_Required task_
Copy each line in the data that includes the word "сторону".

Records excerpted from a collection:
::::

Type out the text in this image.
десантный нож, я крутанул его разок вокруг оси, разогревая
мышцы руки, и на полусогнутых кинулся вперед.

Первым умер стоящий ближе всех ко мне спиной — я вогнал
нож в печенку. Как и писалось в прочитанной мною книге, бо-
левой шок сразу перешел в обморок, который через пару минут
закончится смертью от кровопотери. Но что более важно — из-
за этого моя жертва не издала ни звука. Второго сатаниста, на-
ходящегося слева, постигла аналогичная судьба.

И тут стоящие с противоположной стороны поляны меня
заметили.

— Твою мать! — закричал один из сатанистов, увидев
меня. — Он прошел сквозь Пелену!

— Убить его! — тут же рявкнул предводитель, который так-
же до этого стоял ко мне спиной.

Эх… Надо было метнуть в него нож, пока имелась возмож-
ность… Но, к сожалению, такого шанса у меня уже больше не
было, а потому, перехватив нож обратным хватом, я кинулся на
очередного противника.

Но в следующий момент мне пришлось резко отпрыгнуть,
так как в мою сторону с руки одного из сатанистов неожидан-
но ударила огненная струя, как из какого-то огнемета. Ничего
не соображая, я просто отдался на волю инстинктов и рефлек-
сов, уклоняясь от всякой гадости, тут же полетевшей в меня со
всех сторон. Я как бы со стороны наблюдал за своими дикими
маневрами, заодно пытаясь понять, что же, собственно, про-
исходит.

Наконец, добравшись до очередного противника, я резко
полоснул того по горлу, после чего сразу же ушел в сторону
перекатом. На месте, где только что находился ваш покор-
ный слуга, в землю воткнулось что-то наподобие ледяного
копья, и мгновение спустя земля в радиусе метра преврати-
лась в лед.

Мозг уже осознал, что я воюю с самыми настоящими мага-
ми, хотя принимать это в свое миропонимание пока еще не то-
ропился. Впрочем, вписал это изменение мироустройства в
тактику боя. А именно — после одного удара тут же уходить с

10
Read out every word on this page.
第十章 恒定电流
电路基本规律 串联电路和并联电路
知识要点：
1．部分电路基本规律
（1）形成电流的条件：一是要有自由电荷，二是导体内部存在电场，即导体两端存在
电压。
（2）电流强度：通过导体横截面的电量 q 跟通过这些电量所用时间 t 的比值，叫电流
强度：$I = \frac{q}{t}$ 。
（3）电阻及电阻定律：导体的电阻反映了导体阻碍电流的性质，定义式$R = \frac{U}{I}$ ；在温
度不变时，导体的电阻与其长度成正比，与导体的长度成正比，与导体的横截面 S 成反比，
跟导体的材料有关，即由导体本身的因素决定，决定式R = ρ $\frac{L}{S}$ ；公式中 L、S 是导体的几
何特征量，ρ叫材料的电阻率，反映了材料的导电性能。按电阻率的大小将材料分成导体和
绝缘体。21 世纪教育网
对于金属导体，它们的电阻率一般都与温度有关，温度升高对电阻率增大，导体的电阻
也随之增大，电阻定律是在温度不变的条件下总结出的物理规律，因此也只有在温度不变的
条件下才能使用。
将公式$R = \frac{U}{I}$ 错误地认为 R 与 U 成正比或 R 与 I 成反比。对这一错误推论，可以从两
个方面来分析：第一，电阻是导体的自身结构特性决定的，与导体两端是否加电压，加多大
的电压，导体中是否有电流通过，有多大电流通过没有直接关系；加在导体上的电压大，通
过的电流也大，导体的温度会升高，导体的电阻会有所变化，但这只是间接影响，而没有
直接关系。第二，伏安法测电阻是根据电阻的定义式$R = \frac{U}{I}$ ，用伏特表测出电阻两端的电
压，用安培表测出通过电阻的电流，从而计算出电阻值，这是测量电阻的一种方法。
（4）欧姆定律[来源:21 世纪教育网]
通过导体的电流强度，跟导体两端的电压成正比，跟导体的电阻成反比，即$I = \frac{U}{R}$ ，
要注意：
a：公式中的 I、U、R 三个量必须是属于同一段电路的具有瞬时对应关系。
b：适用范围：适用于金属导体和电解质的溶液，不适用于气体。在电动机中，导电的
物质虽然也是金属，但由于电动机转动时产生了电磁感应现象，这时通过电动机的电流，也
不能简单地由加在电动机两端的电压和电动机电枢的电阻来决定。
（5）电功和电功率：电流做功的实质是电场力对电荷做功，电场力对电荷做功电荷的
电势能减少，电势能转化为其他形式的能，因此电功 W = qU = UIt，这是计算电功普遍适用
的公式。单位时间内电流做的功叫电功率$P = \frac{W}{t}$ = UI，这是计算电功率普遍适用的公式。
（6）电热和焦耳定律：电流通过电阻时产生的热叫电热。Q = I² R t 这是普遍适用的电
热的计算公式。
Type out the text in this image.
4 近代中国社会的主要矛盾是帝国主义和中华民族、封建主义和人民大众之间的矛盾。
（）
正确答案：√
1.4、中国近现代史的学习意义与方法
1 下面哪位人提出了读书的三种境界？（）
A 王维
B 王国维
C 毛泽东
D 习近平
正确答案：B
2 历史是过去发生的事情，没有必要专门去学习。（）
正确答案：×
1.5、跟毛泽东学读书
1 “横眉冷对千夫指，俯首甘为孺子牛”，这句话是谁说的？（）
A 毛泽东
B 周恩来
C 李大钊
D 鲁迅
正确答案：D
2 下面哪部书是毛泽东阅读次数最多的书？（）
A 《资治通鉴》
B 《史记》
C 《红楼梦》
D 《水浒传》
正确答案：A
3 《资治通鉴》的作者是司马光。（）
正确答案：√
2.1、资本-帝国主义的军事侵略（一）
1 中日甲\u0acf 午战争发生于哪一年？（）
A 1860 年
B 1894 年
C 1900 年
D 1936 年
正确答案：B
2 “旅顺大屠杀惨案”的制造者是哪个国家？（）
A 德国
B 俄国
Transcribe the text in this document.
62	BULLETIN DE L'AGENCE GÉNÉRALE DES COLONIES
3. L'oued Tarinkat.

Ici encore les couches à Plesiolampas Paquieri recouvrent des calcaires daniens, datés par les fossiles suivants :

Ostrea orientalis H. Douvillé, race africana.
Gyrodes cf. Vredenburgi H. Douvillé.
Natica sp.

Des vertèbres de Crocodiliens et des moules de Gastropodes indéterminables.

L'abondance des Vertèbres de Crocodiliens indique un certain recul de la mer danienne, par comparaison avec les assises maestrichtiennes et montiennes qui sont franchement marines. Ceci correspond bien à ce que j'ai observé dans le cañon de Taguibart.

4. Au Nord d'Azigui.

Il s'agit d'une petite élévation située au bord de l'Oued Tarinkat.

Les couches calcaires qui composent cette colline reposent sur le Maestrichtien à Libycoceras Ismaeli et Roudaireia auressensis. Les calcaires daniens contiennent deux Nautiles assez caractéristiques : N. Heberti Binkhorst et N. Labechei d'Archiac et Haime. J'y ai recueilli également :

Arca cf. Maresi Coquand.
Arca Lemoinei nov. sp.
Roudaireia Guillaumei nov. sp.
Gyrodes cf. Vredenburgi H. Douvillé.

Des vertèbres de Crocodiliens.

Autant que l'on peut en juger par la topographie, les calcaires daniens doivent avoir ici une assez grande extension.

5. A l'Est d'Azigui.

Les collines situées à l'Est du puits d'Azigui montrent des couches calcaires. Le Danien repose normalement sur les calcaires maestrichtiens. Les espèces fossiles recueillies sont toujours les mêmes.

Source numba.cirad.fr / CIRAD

::::

_Result of this exercise_
так как в мою сторону с руки одного из сатанистов неожидан-
полоснул того по горлу, после чего сразу же ушел в сторону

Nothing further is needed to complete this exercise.